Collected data
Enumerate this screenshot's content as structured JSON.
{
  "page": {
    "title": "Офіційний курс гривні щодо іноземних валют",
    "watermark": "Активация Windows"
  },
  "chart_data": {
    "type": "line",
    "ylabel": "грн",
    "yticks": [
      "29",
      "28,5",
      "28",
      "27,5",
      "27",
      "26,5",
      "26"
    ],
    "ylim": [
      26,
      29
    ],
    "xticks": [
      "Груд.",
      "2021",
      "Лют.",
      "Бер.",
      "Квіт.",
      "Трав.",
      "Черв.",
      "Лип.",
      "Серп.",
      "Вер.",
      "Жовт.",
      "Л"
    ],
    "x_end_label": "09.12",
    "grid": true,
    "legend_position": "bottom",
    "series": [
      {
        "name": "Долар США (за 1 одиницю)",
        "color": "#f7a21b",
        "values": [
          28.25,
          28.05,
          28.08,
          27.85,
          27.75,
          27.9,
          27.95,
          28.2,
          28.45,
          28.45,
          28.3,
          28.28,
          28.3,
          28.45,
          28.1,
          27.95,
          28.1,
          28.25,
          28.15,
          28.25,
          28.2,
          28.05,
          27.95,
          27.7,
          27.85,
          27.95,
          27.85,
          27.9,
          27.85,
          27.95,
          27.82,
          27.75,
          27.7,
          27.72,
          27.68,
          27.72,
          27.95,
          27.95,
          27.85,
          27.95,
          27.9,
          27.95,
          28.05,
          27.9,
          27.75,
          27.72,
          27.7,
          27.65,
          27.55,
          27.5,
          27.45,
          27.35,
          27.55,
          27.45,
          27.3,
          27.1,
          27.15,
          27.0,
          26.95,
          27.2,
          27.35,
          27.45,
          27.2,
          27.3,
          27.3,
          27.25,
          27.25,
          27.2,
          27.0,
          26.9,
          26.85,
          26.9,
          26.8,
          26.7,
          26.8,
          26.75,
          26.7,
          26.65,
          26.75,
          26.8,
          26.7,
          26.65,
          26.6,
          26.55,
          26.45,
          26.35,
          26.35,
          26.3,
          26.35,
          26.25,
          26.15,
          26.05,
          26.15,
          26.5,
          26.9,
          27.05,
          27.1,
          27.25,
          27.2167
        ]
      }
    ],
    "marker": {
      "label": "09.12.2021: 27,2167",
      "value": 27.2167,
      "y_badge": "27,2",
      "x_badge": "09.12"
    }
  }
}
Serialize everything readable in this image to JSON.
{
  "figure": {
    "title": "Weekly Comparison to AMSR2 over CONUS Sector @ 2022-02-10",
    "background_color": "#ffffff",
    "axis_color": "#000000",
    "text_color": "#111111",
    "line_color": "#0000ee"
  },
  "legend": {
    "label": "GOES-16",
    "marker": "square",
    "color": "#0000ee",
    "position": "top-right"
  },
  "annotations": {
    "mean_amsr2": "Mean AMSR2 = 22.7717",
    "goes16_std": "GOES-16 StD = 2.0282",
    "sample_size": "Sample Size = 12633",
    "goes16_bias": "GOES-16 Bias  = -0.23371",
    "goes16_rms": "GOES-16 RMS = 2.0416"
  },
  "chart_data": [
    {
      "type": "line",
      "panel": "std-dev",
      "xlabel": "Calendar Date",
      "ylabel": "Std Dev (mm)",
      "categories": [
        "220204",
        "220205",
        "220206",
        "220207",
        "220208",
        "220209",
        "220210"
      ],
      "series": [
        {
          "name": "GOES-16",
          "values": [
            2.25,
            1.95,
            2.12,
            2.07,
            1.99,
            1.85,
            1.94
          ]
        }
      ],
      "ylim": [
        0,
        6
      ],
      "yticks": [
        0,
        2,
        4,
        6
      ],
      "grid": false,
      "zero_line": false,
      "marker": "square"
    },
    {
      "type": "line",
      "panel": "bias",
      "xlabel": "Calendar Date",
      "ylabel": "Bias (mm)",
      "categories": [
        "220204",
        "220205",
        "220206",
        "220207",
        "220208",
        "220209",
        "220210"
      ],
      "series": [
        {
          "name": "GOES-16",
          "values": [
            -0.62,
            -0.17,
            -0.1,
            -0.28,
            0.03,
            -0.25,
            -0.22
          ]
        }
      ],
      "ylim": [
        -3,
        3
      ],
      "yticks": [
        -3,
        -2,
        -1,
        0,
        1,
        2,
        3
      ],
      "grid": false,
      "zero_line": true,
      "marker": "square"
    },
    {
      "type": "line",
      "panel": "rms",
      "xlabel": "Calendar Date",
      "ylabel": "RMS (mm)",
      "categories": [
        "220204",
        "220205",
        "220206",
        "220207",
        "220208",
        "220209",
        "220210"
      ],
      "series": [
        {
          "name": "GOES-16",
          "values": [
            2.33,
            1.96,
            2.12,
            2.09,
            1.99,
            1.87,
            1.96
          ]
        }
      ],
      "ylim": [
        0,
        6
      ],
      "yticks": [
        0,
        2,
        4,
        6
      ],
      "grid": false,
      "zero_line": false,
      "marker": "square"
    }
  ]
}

- _WHAT IS BEING ASKED_:
Every record shown above must be echoed exactly.

- _ANSWER_:
Enumerate this screenshot's content as structured JSON.
{
  "page": {
    "title": "Офіційний курс гривні щодо іноземних валют",
    "watermark": "Активация Windows"
  },
  "chart_data": {
    "type": "line",
    "ylabel": "грн",
    "yticks": [
      "29",
      "28,5",
      "28",
      "27,5",
      "27",
      "26,5",
      "26"
    ],
    "ylim": [
      26,
      29
    ],
    "xticks": [
      "Груд.",
      "2021",
      "Лют.",
      "Бер.",
      "Квіт.",
      "Трав.",
      "Черв.",
      "Лип.",
      "Серп.",
      "Вер.",
      "Жовт.",
      "Л"
    ],
    "x_end_label": "09.12",
    "grid": true,
    "legend_position": "bottom",
    "series": [
      {
        "name": "Долар США (за 1 одиницю)",
        "color": "#f7a21b",
        "values": [
          28.25,
          28.05,
          28.08,
          27.85,
          27.75,
          27.9,
          27.95,
          28.2,
          28.45,
          28.45,
          28.3,
          28.28,
          28.3,
          28.45,
          28.1,
          27.95,
          28.1,
          28.25,
          28.15,
          28.25,
          28.2,
          28.05,
          27.95,
          27.7,
          27.85,
          27.95,
          27.85,
          27.9,
          27.85,
          27.95,
          27.82,
          27.75,
          27.7,
          27.72,
          27.68,
          27.72,
          27.95,
          27.95,
          27.85,
          27.95,
          27.9,
          27.95,
          28.05,
          27.9,
          27.75,
          27.72,
          27.7,
          27.65,
          27.55,
          27.5,
          27.45,
          27.35,
          27.55,
          27.45,
          27.3,
          27.1,
          27.15,
          27.0,
          26.95,
          27.2,
          27.35,
          27.45,
          27.2,
          27.3,
          27.3,
          27.25,
          27.25,
          27.2,
          27.0,
          26.9,
          26.85,
          26.9,
          26.8,
          26.7,
          26.8,
          26.75,
          26.7,
          26.65,
          26.75,
          26.8,
          26.7,
          26.65,
          26.6,
          26.55,
          26.45,
          26.35,
          26.35,
          26.3,
          26.35,
          26.25,
          26.15,
          26.05,
          26.15,
          26.5,
          26.9,
          27.05,
          27.1,
          27.25,
          27.2167
        ]
      }
    ],
    "marker": {
      "label": "09.12.2021: 27,2167",
      "value": 27.2167,
      "y_badge": "27,2",
      "x_badge": "09.12"
    }
  }
}
Serialize everything readable in this image to JSON.
{
  "figure": {
    "title": "Weekly Comparison to AMSR2 over CONUS Sector @ 2022-02-10",
    "background_color": "#ffffff",
    "axis_color": "#000000",
    "text_color": "#111111",
    "line_color": "#0000ee"
  },
  "legend": {
    "label": "GOES-16",
    "marker": "square",
    "color": "#0000ee",
    "position": "top-right"
  },
  "annotations": {
    "mean_amsr2": "Mean AMSR2 = 22.7717",
    "goes16_std": "GOES-16 StD = 2.0282",
    "sample_size": "Sample Size = 12633",
    "goes16_bias": "GOES-16 Bias  = -0.23371",
    "goes16_rms": "GOES-16 RMS = 2.0416"
  },
  "chart_data": [
    {
      "type": "line",
      "panel": "std-dev",
      "xlabel": "Calendar Date",
      "ylabel": "Std Dev (mm)",
      "categories": [
        "220204",
        "220205",
        "220206",
        "220207",
        "220208",
        "220209",
        "220210"
      ],
      "series": [
        {
          "name": "GOES-16",
          "values": [
            2.25,
            1.95,
            2.12,
            2.07,
            1.99,
            1.85,
            1.94
          ]
        }
      ],
      "ylim": [
        0,
        6
      ],
      "yticks": [
        0,
        2,
        4,
        6
      ],
      "grid": false,
      "zero_line": false,
      "marker": "square"
    },
    {
      "type": "line",
      "panel": "bias",
      "xlabel": "Calendar Date",
      "ylabel": "Bias (mm)",
      "categories": [
        "220204",
        "220205",
        "220206",
        "220207",
        "220208",
        "220209",
        "220210"
      ],
      "series": [
        {
          "name": "GOES-16",
          "values": [
            -0.62,
            -0.17,
            -0.1,
            -0.28,
            0.03,
            -0.25,
            -0.22
          ]
        }
      ],
      "ylim": [
        -3,
        3
      ],
      "yticks": [
        -3,
        -2,
        -1,
        0,
        1,
        2,
        3
      ],
      "grid": false,
      "zero_line": true,
      "marker": "square"
    },
    {
      "type": "line",
      "panel": "rms",
      "xlabel": "Calendar Date",
      "ylabel": "RMS (mm)",
      "categories": [
        "220204",
        "220205",
        "220206",
        "220207",
        "220208",
        "220209",
        "220210"
      ],
      "series": [
        {
          "name": "GOES-16",
          "values": [
            2.33,
            1.96,
            2.12,
            2.09,
            1.99,
            1.87,
            1.96
          ]
        }
      ],
      "ylim": [
        0,
        6
      ],
      "yticks": [
        0,
        2,
        4,
        6
      ],
      "grid": false,
      "zero_line": false,
      "marker": "square"
    }
  ]
}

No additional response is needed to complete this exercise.